── Data shown

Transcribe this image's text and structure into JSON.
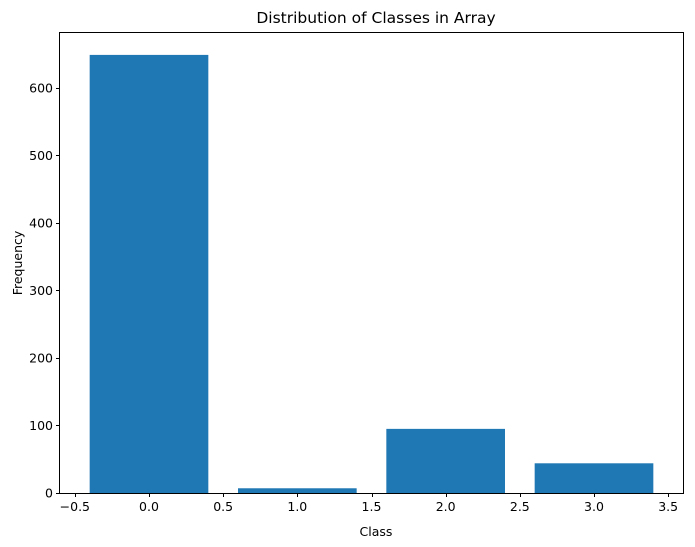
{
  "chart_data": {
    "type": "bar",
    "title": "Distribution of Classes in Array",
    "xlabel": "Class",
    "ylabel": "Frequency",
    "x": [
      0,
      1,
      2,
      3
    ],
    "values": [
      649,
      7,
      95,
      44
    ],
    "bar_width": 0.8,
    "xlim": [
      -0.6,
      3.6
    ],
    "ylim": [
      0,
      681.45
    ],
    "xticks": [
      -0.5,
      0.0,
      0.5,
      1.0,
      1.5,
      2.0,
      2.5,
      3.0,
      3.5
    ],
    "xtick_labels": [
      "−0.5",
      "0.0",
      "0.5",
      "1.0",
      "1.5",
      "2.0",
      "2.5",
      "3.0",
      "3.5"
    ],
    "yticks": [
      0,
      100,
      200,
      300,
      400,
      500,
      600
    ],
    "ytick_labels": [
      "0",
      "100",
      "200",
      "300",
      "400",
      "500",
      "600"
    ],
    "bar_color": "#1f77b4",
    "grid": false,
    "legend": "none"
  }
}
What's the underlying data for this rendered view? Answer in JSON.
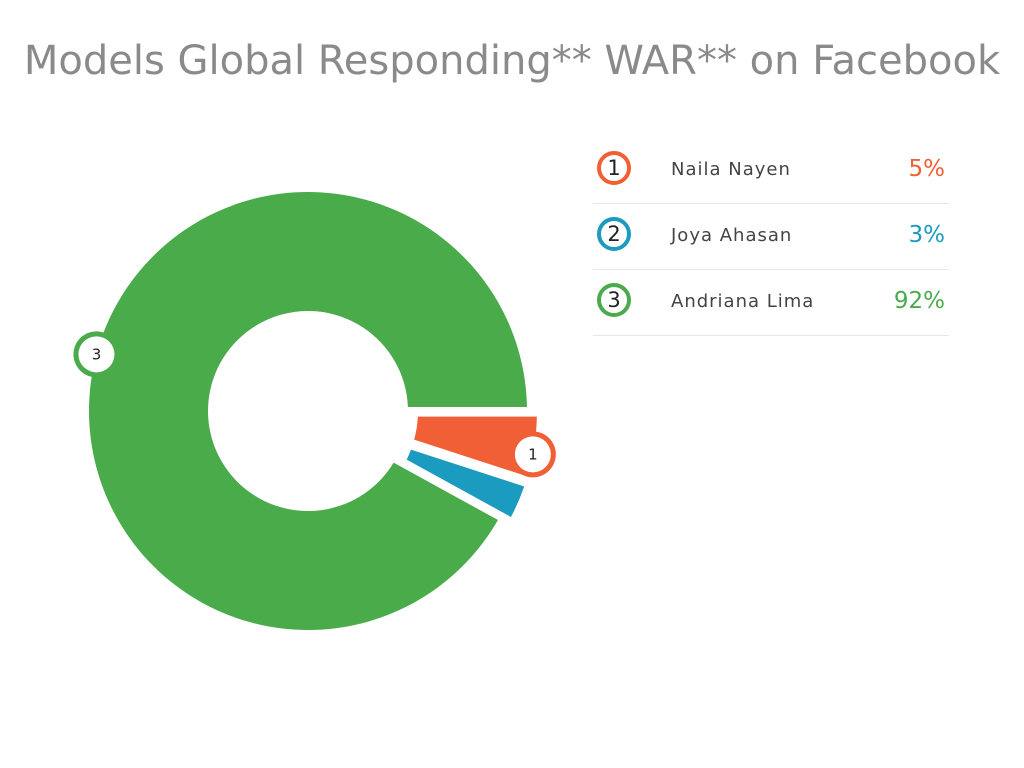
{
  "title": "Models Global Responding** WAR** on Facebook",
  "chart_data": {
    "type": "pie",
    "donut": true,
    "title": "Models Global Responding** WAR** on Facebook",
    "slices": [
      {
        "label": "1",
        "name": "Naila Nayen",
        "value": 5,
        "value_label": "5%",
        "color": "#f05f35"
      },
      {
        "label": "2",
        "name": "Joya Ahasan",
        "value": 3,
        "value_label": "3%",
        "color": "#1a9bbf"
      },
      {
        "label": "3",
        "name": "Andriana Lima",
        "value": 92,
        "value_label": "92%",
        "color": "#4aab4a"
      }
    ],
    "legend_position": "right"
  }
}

────

- **Stated task**
Quote the entries above word for word. Leave the images out.

- **Right answer**
Transcribe this image's text and structure into JSON.
{
  "chart_data": {
    "type": "bar",
    "title": "Distribution of Classes in Array",
    "xlabel": "Class",
    "ylabel": "Frequency",
    "x": [
      0,
      1,
      2,
      3
    ],
    "values": [
      649,
      7,
      95,
      44
    ],
    "bar_width": 0.8,
    "xlim": [
      -0.6,
      3.6
    ],
    "ylim": [
      0,
      681.45
    ],
    "xticks": [
      -0.5,
      0.0,
      0.5,
      1.0,
      1.5,
      2.0,
      2.5,
      3.0,
      3.5
    ],
    "xtick_labels": [
      "−0.5",
      "0.0",
      "0.5",
      "1.0",
      "1.5",
      "2.0",
      "2.5",
      "3.0",
      "3.5"
    ],
    "yticks": [
      0,
      100,
      200,
      300,
      400,
      500,
      600
    ],
    "ytick_labels": [
      "0",
      "100",
      "200",
      "300",
      "400",
      "500",
      "600"
    ],
    "bar_color": "#1f77b4",
    "grid": false,
    "legend": "none"
  }
}
What's the underlying data for this rendered view? Answer in JSON.
{
  "title": "Models Global Responding** WAR** on Facebook",
  "chart_data": {
    "type": "pie",
    "donut": true,
    "title": "Models Global Responding** WAR** on Facebook",
    "slices": [
      {
        "label": "1",
        "name": "Naila Nayen",
        "value": 5,
        "value_label": "5%",
        "color": "#f05f35"
      },
      {
        "label": "2",
        "name": "Joya Ahasan",
        "value": 3,
        "value_label": "3%",
        "color": "#1a9bbf"
      },
      {
        "label": "3",
        "name": "Andriana Lima",
        "value": 92,
        "value_label": "92%",
        "color": "#4aab4a"
      }
    ],
    "legend_position": "right"
  }
}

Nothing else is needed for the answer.